▸ **WHAT TO DO**: Report every line below that carries the word "within".

(Entries from a page text collection)
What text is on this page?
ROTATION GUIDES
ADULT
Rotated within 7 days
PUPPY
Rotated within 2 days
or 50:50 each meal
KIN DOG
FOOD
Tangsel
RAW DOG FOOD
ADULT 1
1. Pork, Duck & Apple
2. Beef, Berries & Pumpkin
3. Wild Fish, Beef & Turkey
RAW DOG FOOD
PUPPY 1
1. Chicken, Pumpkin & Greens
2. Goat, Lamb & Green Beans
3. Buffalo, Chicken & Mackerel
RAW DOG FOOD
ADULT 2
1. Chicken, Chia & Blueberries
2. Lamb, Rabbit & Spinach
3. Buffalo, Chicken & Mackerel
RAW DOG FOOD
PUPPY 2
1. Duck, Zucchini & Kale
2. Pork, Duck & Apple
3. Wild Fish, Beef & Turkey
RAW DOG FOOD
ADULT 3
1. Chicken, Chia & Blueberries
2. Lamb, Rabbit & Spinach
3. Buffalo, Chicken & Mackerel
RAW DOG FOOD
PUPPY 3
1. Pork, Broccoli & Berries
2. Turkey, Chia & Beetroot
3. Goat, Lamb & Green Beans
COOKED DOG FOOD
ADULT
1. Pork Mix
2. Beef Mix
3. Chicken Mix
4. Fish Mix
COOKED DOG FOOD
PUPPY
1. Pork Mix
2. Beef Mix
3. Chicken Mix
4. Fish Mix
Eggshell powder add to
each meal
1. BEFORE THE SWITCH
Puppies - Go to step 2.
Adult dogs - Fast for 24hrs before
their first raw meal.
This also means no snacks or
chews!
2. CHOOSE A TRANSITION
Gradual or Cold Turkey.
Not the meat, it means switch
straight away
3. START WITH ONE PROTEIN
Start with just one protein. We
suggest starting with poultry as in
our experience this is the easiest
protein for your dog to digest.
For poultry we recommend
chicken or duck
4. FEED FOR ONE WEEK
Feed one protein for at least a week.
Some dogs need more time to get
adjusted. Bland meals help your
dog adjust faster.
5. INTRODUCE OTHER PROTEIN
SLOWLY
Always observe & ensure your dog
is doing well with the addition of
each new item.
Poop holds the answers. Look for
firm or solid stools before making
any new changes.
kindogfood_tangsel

▸ **ANSWER BELOW**:
Rotated within 7 days
Rotated within 2 days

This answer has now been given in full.